Available data:
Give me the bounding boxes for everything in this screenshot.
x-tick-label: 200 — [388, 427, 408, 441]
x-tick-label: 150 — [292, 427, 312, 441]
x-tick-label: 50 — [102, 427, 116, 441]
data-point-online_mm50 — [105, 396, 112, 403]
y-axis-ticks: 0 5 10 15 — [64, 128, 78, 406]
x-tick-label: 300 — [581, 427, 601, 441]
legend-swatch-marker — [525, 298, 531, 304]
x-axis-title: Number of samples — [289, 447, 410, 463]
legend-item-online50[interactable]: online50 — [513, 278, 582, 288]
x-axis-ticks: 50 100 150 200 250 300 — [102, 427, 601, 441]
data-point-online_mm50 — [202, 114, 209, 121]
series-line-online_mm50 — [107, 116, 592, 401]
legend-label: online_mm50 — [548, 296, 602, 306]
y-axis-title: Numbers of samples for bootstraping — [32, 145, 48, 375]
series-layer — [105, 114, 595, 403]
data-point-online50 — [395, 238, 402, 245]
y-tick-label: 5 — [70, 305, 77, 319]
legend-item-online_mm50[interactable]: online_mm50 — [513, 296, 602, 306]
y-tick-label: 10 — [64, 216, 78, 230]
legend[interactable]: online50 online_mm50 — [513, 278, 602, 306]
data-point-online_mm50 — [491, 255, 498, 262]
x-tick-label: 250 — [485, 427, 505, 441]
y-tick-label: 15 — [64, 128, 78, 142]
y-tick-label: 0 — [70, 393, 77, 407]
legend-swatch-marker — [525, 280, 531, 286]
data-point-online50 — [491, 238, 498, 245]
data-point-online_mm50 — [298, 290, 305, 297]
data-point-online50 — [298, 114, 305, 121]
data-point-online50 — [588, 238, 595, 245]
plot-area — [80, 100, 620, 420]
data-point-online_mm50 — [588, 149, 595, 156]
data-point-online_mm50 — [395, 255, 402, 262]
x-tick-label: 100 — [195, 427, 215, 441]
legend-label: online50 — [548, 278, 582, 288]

Goal:
Copy the records above verbatim, reproducing every line in its original order.

Full response:
Give me the bounding boxes for everything in this screenshot.
x-tick-label: 200 — [388, 427, 408, 441]
x-tick-label: 150 — [292, 427, 312, 441]
x-tick-label: 50 — [102, 427, 116, 441]
data-point-online_mm50 — [105, 396, 112, 403]
y-axis-ticks: 0 5 10 15 — [64, 128, 78, 406]
x-tick-label: 300 — [581, 427, 601, 441]
legend-swatch-marker — [525, 298, 531, 304]
x-axis-title: Number of samples — [289, 447, 410, 463]
legend-item-online50[interactable]: online50 — [513, 278, 582, 288]
x-axis-ticks: 50 100 150 200 250 300 — [102, 427, 601, 441]
data-point-online_mm50 — [202, 114, 209, 121]
series-line-online_mm50 — [107, 116, 592, 401]
legend-label: online_mm50 — [548, 296, 602, 306]
y-axis-title: Numbers of samples for bootstraping — [32, 145, 48, 375]
series-layer — [105, 114, 595, 403]
data-point-online50 — [395, 238, 402, 245]
y-tick-label: 5 — [70, 305, 77, 319]
legend-item-online_mm50[interactable]: online_mm50 — [513, 296, 602, 306]
y-tick-label: 10 — [64, 216, 78, 230]
legend[interactable]: online50 online_mm50 — [513, 278, 602, 306]
data-point-online_mm50 — [491, 255, 498, 262]
x-tick-label: 250 — [485, 427, 505, 441]
y-tick-label: 15 — [64, 128, 78, 142]
y-tick-label: 0 — [70, 393, 77, 407]
legend-swatch-marker — [525, 280, 531, 286]
data-point-online50 — [491, 238, 498, 245]
data-point-online_mm50 — [298, 290, 305, 297]
data-point-online50 — [298, 114, 305, 121]
data-point-online50 — [588, 238, 595, 245]
plot-area — [80, 100, 620, 420]
data-point-online_mm50 — [588, 149, 595, 156]
data-point-online_mm50 — [395, 255, 402, 262]
x-tick-label: 100 — [195, 427, 215, 441]
legend-label: online50 — [548, 278, 582, 288]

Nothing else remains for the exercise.